Data records:
%%

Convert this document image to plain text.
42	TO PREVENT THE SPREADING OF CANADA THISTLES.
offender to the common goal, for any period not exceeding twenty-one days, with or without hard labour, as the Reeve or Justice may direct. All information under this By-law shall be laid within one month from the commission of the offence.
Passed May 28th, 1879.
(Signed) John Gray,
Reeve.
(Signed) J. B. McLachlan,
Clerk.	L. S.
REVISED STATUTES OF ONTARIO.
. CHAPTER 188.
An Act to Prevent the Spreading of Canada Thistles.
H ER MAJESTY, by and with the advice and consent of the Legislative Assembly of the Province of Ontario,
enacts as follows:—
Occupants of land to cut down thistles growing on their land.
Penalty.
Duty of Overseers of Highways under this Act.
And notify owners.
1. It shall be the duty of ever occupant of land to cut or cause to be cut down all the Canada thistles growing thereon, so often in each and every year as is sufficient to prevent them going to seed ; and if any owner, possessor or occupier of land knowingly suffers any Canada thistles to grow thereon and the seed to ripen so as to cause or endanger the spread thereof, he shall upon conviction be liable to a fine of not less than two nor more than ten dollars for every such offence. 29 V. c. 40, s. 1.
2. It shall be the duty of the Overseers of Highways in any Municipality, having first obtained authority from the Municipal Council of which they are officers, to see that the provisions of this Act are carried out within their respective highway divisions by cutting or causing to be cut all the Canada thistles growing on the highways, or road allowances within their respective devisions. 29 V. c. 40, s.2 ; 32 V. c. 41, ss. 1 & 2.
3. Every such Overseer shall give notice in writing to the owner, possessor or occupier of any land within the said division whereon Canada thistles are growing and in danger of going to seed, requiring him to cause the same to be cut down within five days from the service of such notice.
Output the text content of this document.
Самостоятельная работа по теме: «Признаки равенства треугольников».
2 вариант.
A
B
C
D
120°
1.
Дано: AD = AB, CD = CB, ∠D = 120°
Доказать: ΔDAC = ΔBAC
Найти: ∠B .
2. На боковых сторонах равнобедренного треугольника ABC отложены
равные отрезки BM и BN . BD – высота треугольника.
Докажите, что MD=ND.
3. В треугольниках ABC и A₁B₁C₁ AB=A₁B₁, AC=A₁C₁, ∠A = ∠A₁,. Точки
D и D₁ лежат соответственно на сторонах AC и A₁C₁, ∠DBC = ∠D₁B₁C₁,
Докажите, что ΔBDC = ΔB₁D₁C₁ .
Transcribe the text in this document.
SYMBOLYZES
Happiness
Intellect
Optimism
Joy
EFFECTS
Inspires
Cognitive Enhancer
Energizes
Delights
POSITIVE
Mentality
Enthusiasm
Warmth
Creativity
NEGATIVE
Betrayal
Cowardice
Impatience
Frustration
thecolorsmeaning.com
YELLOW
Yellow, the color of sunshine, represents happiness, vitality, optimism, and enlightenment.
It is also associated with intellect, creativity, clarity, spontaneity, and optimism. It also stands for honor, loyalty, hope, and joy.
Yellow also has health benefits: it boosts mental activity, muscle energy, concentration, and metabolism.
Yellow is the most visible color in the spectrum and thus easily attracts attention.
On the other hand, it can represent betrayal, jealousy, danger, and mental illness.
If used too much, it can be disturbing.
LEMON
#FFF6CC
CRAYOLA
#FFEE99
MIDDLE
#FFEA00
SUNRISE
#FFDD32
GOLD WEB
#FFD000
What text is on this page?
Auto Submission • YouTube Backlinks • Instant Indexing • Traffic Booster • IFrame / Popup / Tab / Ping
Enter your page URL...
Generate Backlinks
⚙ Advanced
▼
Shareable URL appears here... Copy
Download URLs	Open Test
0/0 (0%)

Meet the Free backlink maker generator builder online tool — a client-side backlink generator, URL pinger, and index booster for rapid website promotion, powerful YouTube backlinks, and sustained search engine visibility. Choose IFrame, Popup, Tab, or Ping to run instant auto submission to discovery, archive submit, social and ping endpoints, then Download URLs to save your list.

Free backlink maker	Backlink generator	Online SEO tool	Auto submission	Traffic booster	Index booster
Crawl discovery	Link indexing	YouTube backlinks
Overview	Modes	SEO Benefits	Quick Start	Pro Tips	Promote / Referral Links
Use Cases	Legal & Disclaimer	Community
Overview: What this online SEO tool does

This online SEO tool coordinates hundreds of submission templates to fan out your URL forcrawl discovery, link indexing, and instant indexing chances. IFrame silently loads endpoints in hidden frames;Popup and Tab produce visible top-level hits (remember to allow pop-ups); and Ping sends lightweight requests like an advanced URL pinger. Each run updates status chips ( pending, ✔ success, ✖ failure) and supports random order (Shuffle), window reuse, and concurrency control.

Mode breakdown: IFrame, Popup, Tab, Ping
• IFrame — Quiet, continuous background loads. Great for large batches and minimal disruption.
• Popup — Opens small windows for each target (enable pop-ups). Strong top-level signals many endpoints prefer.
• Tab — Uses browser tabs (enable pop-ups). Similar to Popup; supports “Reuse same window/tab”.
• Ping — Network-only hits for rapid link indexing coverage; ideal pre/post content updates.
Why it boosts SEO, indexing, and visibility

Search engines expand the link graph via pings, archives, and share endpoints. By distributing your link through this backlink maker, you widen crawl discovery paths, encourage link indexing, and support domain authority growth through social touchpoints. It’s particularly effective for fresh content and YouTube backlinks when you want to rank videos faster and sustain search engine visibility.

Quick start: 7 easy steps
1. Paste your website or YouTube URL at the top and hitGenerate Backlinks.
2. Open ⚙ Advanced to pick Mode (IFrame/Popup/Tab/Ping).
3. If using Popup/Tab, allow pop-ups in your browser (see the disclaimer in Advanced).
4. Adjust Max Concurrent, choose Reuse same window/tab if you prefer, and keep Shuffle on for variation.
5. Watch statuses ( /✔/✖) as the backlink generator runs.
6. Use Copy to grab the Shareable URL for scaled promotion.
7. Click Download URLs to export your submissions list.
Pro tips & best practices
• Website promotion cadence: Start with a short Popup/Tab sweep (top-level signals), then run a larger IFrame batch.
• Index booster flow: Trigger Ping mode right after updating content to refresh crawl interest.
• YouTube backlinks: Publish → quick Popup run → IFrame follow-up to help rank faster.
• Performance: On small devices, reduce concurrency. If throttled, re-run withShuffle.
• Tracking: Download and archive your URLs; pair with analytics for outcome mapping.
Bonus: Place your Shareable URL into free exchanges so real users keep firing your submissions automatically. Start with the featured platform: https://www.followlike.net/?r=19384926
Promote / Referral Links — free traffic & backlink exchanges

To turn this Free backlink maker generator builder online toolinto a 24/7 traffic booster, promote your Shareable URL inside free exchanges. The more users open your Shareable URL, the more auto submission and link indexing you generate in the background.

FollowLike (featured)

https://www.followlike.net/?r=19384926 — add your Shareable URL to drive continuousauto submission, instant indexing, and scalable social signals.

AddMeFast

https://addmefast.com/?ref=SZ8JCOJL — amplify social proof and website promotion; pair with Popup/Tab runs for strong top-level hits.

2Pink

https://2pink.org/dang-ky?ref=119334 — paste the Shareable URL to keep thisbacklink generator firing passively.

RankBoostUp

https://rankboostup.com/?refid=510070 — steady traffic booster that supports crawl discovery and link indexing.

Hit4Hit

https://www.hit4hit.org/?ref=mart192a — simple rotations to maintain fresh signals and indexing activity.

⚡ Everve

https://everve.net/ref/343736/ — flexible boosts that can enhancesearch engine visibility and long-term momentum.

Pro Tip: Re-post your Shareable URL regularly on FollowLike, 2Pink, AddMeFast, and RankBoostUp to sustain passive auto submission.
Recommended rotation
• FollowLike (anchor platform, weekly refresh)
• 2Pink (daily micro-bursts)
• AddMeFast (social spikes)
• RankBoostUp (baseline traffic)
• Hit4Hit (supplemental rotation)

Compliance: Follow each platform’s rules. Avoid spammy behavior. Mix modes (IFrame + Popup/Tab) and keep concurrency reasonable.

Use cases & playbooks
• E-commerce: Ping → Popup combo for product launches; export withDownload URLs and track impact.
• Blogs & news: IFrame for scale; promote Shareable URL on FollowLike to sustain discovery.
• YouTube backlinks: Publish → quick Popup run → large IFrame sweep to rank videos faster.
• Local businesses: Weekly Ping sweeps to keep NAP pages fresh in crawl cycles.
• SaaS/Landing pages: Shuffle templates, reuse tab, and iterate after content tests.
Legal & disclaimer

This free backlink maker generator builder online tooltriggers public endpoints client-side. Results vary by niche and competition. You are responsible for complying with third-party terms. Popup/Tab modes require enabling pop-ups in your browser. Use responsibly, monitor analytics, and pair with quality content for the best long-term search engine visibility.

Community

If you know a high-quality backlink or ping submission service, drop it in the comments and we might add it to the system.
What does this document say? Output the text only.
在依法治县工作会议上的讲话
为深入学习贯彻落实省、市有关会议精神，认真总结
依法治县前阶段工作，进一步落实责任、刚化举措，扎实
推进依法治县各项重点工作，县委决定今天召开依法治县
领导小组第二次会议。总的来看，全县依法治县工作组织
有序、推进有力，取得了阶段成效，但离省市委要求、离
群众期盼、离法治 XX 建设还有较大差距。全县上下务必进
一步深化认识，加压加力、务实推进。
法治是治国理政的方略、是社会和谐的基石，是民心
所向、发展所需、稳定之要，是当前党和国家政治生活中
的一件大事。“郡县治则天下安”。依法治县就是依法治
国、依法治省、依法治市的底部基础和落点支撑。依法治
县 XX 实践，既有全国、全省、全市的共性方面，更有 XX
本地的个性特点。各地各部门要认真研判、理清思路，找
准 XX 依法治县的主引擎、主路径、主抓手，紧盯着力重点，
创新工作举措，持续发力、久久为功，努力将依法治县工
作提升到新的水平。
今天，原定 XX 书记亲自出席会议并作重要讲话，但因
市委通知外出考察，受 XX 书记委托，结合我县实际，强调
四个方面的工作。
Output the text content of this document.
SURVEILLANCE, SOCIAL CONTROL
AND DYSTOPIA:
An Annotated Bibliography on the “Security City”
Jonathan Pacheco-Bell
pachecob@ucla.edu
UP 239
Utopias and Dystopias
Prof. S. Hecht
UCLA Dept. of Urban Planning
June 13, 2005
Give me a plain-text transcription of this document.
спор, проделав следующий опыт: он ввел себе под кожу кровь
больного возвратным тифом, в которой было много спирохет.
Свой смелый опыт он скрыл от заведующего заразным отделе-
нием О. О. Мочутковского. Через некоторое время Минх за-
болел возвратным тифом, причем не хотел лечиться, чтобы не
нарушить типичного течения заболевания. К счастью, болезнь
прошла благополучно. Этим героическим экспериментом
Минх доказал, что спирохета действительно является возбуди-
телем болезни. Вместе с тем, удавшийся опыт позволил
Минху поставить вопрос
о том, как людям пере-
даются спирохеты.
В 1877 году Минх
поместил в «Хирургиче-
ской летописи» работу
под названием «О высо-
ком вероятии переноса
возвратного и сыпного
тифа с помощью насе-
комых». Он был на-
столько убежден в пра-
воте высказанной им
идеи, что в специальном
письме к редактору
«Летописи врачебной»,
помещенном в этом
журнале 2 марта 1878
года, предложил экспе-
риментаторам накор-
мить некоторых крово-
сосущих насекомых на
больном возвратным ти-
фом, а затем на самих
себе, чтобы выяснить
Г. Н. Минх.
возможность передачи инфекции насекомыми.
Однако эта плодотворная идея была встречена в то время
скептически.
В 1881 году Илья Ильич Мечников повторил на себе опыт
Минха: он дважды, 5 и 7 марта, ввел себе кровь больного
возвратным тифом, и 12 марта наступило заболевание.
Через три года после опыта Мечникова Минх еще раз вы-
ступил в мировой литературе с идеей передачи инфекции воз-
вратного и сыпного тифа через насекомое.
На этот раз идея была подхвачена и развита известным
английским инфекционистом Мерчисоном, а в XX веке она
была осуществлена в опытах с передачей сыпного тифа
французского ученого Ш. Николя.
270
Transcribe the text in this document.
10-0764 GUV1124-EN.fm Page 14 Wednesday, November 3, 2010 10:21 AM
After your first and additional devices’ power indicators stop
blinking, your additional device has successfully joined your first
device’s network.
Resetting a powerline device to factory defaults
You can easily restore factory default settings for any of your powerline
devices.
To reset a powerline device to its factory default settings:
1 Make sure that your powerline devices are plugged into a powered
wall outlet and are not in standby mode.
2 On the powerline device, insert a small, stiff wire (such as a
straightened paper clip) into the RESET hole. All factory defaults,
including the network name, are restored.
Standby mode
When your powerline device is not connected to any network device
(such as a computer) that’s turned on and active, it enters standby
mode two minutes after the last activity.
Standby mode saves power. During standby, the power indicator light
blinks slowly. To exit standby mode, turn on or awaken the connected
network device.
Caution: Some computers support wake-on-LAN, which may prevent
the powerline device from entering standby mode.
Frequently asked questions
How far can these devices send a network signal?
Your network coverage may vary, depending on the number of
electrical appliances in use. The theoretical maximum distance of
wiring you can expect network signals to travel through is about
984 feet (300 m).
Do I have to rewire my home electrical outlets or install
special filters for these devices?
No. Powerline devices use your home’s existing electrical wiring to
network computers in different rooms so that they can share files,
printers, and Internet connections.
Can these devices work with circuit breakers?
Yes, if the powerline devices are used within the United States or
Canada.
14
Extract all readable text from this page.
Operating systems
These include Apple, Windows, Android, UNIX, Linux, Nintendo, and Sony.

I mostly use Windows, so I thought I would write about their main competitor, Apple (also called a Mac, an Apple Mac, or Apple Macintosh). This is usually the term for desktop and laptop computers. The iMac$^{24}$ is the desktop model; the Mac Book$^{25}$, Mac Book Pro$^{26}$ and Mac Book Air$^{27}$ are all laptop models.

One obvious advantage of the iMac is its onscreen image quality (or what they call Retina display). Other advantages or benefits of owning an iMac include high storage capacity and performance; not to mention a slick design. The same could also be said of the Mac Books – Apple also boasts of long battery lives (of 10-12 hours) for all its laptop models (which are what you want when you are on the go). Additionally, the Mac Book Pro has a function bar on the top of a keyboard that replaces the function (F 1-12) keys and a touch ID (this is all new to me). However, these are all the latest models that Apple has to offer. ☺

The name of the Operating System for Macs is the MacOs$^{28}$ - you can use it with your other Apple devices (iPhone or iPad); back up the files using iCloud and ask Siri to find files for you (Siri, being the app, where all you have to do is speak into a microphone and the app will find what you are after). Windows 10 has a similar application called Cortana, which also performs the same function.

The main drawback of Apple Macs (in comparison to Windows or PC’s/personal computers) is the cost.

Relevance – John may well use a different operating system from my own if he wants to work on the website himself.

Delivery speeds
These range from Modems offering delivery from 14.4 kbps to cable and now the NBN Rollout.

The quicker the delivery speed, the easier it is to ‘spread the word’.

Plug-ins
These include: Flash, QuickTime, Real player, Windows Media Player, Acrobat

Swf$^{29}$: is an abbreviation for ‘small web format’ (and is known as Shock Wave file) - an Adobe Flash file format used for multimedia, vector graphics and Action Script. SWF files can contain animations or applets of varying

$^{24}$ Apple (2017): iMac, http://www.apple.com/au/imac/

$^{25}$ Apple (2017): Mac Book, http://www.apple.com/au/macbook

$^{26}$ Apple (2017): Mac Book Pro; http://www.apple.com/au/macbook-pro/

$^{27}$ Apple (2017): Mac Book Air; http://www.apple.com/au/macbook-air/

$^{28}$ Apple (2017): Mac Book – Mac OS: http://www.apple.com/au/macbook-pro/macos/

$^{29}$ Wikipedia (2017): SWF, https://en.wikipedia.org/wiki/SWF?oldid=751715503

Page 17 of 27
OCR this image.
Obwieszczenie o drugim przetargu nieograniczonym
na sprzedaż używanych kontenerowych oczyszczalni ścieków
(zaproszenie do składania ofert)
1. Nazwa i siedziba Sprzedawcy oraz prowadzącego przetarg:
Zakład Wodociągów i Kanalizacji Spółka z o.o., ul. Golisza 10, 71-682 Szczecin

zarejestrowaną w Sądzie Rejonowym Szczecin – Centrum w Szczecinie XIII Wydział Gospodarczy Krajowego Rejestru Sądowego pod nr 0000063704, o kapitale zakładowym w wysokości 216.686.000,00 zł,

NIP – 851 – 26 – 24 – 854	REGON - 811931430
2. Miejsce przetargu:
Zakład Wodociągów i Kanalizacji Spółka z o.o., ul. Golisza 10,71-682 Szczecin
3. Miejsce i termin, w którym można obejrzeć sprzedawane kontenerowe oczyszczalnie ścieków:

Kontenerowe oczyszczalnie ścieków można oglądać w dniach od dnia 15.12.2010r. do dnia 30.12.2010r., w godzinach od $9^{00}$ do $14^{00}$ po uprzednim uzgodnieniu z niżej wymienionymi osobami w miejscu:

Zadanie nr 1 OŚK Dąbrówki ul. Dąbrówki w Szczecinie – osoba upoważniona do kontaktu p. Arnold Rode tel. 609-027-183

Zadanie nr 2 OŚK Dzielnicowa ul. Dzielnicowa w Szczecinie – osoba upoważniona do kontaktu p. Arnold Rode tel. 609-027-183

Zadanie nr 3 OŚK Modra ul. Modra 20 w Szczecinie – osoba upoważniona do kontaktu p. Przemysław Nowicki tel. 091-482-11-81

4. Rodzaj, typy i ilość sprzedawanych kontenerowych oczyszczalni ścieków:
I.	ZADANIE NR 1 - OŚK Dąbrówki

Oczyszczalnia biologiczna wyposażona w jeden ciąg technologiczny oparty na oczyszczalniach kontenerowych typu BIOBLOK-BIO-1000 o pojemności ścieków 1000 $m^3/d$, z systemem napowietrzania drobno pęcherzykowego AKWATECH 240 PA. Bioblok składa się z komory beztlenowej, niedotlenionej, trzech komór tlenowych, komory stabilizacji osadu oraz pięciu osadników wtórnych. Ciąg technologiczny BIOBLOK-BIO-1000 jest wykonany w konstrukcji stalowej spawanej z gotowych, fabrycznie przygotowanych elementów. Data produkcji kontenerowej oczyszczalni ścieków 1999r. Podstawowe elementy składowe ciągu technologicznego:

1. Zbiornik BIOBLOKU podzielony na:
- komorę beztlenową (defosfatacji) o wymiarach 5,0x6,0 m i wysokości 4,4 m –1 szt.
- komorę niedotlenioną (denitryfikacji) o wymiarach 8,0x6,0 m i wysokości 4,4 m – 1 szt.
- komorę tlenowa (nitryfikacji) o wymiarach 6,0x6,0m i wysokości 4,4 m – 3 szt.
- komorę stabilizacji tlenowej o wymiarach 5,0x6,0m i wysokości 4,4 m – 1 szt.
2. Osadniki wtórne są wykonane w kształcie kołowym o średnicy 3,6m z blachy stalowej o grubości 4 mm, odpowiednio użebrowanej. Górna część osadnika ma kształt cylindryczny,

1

%%

Direction => Show every line in the entries where the string "post" occurs.

Result of the task =>
• Ping — Network-only hits for rapid link indexing coverage; ideal pre/post content updates.
Pro Tip: Re-post your Shareable URL regularly on FollowLike, 2Pink, AddMeFast, and RankBoostUp to sustain passive auto submission.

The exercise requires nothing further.